:: The records ::
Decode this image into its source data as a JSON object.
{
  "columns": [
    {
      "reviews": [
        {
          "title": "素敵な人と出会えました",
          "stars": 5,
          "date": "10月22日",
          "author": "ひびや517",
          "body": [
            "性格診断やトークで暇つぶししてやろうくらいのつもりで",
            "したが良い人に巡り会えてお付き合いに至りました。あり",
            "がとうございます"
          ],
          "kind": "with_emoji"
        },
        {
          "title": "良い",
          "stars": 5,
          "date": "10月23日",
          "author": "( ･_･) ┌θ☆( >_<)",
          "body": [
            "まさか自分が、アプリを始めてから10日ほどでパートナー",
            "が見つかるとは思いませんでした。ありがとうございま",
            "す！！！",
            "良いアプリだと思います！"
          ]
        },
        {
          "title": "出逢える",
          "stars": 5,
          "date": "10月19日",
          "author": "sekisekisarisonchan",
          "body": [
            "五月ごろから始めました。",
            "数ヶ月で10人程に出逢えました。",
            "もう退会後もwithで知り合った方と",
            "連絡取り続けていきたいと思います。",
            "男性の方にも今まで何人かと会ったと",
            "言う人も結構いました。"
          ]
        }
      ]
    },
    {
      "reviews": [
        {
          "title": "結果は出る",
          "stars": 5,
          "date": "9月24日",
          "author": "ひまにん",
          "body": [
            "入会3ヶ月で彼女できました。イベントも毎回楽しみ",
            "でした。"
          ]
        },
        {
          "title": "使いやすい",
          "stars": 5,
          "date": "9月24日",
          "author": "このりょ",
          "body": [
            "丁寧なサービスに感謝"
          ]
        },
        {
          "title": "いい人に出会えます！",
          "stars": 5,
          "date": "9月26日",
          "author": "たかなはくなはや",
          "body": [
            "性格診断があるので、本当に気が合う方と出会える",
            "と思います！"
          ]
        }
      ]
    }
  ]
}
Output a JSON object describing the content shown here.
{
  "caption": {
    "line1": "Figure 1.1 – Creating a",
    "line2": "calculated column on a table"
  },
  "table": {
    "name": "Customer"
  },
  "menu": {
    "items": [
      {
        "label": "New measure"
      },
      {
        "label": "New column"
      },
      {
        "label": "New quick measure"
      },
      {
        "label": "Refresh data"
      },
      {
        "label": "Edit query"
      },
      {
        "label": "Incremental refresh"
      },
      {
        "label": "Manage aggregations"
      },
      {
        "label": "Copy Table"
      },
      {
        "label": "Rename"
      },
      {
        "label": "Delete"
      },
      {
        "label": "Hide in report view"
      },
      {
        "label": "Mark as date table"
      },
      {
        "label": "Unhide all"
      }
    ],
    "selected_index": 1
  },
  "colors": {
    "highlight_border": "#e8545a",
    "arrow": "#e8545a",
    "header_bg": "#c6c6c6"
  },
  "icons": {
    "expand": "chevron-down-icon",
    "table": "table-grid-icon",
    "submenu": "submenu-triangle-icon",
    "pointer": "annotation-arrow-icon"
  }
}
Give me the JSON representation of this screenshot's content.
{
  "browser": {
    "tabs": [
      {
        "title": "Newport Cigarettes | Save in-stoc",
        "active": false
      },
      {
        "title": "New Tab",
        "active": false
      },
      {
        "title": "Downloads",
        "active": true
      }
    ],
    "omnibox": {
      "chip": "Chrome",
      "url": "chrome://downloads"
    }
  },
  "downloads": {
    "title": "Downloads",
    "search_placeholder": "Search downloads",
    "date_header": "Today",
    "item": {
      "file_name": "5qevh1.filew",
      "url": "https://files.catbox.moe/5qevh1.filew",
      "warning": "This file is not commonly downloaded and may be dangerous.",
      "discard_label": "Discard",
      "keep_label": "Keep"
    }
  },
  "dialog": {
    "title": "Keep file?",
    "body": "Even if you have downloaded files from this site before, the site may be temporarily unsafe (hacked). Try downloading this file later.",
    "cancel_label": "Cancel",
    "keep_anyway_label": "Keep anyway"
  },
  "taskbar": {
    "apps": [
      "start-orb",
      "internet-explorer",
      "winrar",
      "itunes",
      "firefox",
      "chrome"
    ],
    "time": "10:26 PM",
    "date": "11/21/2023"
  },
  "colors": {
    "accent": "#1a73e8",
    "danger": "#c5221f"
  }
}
:::
▶ Directions for this task:
Copy every line in the listing above where the string "title" turns up.

▶ Complete output:
          "title": "素敵な人と出会えました",
          "title": "良い",
          "title": "出逢える",
          "title": "結果は出る",
          "title": "使いやすい",
          "title": "いい人に出会えます！",
        "title": "Newport Cigarettes | Save in-stoc",
        "title": "New Tab",
        "title": "Downloads",
    "title": "Downloads",
    "title": "Keep file?",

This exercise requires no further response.